EXERCISE
Among the lines of these entries, how many hold the word "bakımda"? State only the number.

─── RECORDS SHOWN ───

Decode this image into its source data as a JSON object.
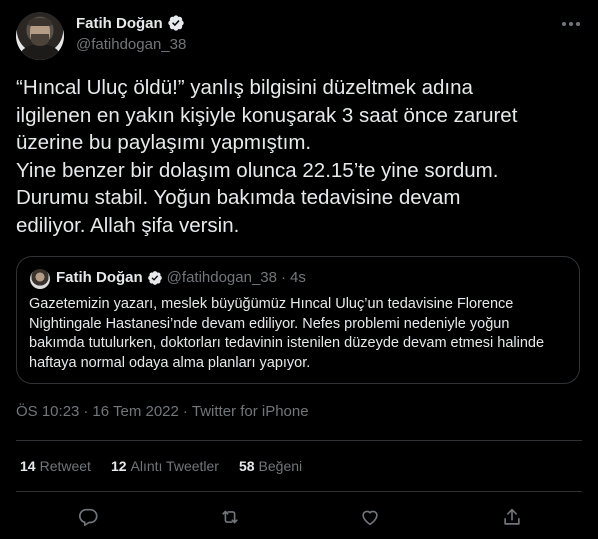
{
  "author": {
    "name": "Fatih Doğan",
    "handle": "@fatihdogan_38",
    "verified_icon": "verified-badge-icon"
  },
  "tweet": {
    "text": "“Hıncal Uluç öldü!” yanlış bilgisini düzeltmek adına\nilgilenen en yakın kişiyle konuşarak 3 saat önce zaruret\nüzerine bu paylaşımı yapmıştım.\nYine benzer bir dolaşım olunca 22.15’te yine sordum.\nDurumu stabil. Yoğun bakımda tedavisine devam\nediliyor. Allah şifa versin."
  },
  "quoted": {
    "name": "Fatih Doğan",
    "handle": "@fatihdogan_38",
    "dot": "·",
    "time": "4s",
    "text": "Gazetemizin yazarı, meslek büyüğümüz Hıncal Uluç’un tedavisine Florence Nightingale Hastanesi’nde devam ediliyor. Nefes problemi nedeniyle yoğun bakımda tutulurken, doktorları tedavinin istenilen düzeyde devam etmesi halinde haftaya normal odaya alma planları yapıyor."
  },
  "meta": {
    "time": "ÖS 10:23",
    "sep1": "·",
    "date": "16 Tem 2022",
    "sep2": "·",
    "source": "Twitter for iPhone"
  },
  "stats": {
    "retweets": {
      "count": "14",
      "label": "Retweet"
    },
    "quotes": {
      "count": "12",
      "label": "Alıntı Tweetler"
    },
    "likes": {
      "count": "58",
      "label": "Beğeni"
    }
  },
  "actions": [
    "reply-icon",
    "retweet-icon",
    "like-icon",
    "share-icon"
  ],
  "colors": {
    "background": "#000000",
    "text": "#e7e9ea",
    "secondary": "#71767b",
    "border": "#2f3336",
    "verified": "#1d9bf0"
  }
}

───

CORRECT OUTPUT
2